Every line that contains the word "essercito" should be copied.
***** INFORMATION SHOWN
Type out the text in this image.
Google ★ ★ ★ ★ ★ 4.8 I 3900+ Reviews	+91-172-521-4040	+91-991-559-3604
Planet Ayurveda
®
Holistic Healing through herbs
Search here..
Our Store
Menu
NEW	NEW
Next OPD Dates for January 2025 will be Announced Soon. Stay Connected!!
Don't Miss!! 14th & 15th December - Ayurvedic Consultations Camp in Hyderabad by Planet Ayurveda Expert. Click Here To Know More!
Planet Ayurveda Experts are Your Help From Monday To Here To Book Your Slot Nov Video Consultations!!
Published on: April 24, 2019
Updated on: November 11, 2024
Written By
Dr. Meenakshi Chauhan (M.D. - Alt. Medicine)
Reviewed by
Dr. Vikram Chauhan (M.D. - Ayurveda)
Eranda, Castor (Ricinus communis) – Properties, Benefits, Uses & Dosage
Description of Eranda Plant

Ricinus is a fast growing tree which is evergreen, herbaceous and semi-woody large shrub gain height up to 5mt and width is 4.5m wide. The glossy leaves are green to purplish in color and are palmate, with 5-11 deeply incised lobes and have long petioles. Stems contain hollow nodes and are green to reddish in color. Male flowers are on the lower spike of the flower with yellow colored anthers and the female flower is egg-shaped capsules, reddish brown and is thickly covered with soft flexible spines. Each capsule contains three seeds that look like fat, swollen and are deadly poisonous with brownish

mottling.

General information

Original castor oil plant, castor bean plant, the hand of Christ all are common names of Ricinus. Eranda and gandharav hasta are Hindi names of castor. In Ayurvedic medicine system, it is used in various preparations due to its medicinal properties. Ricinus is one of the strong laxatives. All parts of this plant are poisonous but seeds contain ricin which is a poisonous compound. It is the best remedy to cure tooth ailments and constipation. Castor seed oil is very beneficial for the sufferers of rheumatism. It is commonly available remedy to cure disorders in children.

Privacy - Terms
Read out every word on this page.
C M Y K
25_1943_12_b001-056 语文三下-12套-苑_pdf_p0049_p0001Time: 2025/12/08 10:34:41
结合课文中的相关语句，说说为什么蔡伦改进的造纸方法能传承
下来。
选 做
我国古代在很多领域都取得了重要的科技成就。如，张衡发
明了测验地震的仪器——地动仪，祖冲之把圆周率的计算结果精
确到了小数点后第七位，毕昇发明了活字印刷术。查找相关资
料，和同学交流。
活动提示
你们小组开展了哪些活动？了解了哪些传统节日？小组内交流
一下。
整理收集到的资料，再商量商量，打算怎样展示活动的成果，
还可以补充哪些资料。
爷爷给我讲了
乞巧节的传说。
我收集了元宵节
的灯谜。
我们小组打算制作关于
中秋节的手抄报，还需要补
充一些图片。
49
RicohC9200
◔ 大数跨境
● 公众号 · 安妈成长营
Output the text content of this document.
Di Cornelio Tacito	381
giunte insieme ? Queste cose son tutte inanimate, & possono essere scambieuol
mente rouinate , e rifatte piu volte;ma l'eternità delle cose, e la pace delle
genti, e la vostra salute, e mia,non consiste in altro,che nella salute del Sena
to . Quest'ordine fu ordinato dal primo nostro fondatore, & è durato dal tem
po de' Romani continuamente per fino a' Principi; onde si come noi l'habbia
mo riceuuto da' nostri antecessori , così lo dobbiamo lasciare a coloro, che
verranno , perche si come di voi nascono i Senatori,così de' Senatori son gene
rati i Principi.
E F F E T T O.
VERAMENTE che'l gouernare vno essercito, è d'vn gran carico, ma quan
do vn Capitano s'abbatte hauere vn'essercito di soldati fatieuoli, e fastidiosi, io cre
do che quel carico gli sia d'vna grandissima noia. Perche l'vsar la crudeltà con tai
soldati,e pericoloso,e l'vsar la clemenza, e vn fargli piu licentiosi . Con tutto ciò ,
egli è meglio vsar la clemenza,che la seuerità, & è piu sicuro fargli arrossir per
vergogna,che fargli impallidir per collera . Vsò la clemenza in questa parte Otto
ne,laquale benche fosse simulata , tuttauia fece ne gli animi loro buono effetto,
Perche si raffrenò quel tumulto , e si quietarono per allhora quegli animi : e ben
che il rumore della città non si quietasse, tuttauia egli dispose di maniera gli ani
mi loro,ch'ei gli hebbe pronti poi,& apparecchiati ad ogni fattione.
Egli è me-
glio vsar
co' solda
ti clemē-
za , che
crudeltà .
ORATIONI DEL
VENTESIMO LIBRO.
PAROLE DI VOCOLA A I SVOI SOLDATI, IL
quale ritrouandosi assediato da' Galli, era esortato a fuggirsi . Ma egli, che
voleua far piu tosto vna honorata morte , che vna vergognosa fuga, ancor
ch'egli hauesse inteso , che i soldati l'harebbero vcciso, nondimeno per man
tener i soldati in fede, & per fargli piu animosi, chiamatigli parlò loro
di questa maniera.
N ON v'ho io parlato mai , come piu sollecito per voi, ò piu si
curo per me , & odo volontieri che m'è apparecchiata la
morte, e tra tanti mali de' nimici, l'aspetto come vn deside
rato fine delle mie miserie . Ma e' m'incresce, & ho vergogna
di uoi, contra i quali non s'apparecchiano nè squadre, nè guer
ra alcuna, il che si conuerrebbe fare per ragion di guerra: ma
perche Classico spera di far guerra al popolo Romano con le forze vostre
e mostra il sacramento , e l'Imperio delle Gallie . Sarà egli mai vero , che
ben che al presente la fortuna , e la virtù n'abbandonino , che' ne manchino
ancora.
**********
▶ _TASK SOLUTION_:
VERAMENTE che'l gouernare vno essercito, è d'vn gran carico, ma quan
do vn Capitano s'abbatte hauere vn'essercito di soldati fatieuoli, e fastidiosi, io cre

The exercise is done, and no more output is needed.